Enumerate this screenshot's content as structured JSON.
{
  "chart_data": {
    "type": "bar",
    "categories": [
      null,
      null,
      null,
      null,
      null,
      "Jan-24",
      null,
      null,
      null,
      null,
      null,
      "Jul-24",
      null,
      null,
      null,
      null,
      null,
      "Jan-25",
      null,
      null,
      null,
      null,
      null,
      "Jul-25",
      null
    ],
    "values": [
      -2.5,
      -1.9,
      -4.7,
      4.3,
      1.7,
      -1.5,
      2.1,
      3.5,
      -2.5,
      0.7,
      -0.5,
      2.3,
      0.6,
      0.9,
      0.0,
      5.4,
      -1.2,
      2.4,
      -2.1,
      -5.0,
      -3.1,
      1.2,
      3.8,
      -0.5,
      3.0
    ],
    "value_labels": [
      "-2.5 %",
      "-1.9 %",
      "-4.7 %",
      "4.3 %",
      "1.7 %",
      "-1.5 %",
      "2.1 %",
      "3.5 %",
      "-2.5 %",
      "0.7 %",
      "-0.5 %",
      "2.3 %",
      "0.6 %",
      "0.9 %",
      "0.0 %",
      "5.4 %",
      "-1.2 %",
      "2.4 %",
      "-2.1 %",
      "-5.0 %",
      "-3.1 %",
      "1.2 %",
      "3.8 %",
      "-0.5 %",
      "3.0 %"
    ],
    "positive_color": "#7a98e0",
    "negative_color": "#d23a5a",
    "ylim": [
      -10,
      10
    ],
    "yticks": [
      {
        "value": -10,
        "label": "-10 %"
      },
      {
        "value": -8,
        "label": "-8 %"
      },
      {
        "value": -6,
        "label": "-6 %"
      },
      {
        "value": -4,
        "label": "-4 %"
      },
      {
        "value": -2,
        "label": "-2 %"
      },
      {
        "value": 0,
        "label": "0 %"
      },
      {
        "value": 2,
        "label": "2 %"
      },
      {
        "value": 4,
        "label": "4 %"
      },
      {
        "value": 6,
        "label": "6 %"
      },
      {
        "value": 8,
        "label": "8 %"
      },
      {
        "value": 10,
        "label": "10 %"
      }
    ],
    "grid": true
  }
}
◆ ◆ ◆ ◆ ◆ ◆ ◆
◆ What needs to be done: Using the material above, print every entry exactly as written.

◆ Answer in full:
Enumerate this screenshot's content as structured JSON.
{
  "chart_data": {
    "type": "bar",
    "categories": [
      null,
      null,
      null,
      null,
      null,
      "Jan-24",
      null,
      null,
      null,
      null,
      null,
      "Jul-24",
      null,
      null,
      null,
      null,
      null,
      "Jan-25",
      null,
      null,
      null,
      null,
      null,
      "Jul-25",
      null
    ],
    "values": [
      -2.5,
      -1.9,
      -4.7,
      4.3,
      1.7,
      -1.5,
      2.1,
      3.5,
      -2.5,
      0.7,
      -0.5,
      2.3,
      0.6,
      0.9,
      0.0,
      5.4,
      -1.2,
      2.4,
      -2.1,
      -5.0,
      -3.1,
      1.2,
      3.8,
      -0.5,
      3.0
    ],
    "value_labels": [
      "-2.5 %",
      "-1.9 %",
      "-4.7 %",
      "4.3 %",
      "1.7 %",
      "-1.5 %",
      "2.1 %",
      "3.5 %",
      "-2.5 %",
      "0.7 %",
      "-0.5 %",
      "2.3 %",
      "0.6 %",
      "0.9 %",
      "0.0 %",
      "5.4 %",
      "-1.2 %",
      "2.4 %",
      "-2.1 %",
      "-5.0 %",
      "-3.1 %",
      "1.2 %",
      "3.8 %",
      "-0.5 %",
      "3.0 %"
    ],
    "positive_color": "#7a98e0",
    "negative_color": "#d23a5a",
    "ylim": [
      -10,
      10
    ],
    "yticks": [
      {
        "value": -10,
        "label": "-10 %"
      },
      {
        "value": -8,
        "label": "-8 %"
      },
      {
        "value": -6,
        "label": "-6 %"
      },
      {
        "value": -4,
        "label": "-4 %"
      },
      {
        "value": -2,
        "label": "-2 %"
      },
      {
        "value": 0,
        "label": "0 %"
      },
      {
        "value": 2,
        "label": "2 %"
      },
      {
        "value": 4,
        "label": "4 %"
      },
      {
        "value": 6,
        "label": "6 %"
      },
      {
        "value": 8,
        "label": "8 %"
      },
      {
        "value": 10,
        "label": "10 %"
      }
    ],
    "grid": true
  }
}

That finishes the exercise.